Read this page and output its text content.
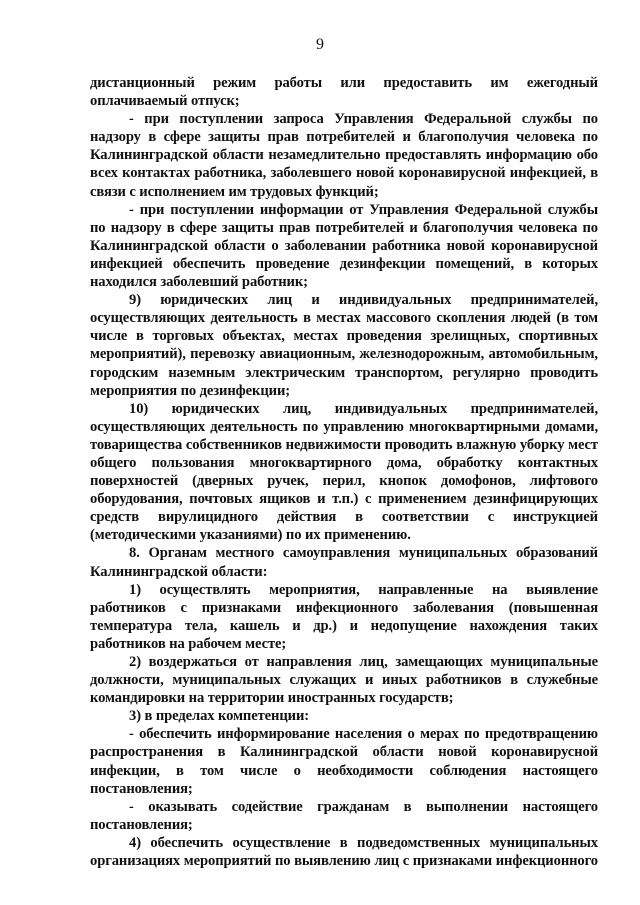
9

дистанционный режим работы или предоставить им ежегодный оплачиваемый отпуск;

- при поступлении запроса Управления Федеральной службы по надзору в сфере защиты прав потребителей и благополучия человека по Калининградской области незамедлительно предоставлять информацию обо всех контактах работника, заболевшего новой коронавирусной инфекцией, в связи с исполнением им трудовых функций;

- при поступлении информации от Управления Федеральной службы по надзору в сфере защиты прав потребителей и благополучия человека по Калининградской области о заболевании работника новой коронавирусной инфекцией обеспечить проведение дезинфекции помещений, в которых находился заболевший работник;

9) юридических лиц и индивидуальных предпринимателей, осуществляющих деятельность в местах массового скопления людей (в том числе в торговых объектах, местах проведения зрелищных, спортивных мероприятий), перевозку авиационным, железнодорожным, автомобильным, городским наземным электрическим транспортом, регулярно проводить мероприятия по дезинфекции;

10) юридических лиц, индивидуальных предпринимателей, осуществляющих деятельность по управлению многоквартирными домами, товарищества собственников недвижимости проводить влажную уборку мест общего пользования многоквартирного дома, обработку контактных поверхностей (дверных ручек, перил, кнопок домофонов, лифтового оборудования, почтовых ящиков и т.п.) с применением дезинфицирующих средств вирулицидного действия в соответствии с инструкцией (методическими указаниями) по их применению.

8. Органам местного самоуправления муниципальных образований Калининградской области:

1) осуществлять мероприятия, направленные на выявление работников с признаками инфекционного заболевания (повышенная температура тела, кашель и др.) и недопущение нахождения таких работников на рабочем месте;

2) воздержаться от направления лиц, замещающих муниципальные должности, муниципальных служащих и иных работников в служебные командировки на территории иностранных государств;

3) в пределах компетенции:

- обеспечить информирование населения о мерах по предотвращению распространения в Калининградской области новой коронавирусной инфекции, в том числе о необходимости соблюдения настоящего постановления;

- оказывать содействие гражданам в выполнении настоящего постановления;

4) обеспечить осуществление в подведомственных муниципальных организациях мероприятий по выявлению лиц с признаками инфекционного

* TASK DETAILS *
Show the lines that mention the word "осуществляющих".

* FINISHED TASK *
9) юридических лиц и индивидуальных предпринимателей, осуществляющих деятельность в местах массового скопления людей (в том числе в торговых объектах, местах проведения зрелищных, спортивных мероприятий), перевозку авиационным, железнодорожным, автомобильным, городским наземным электрическим транспортом, регулярно проводить мероприятия по дезинфекции;
10) юридических лиц, индивидуальных предпринимателей, осуществляющих деятельность по управлению многоквартирными домами, товарищества собственников недвижимости проводить влажную уборку мест общего пользования многоквартирного дома, обработку контактных поверхностей (дверных ручек, перил, кнопок домофонов, лифтового оборудования, почтовых ящиков и т.п.) с применением дезинфицирующих средств вирулицидного действия в соответствии с инструкцией (методическими указаниями) по их применению.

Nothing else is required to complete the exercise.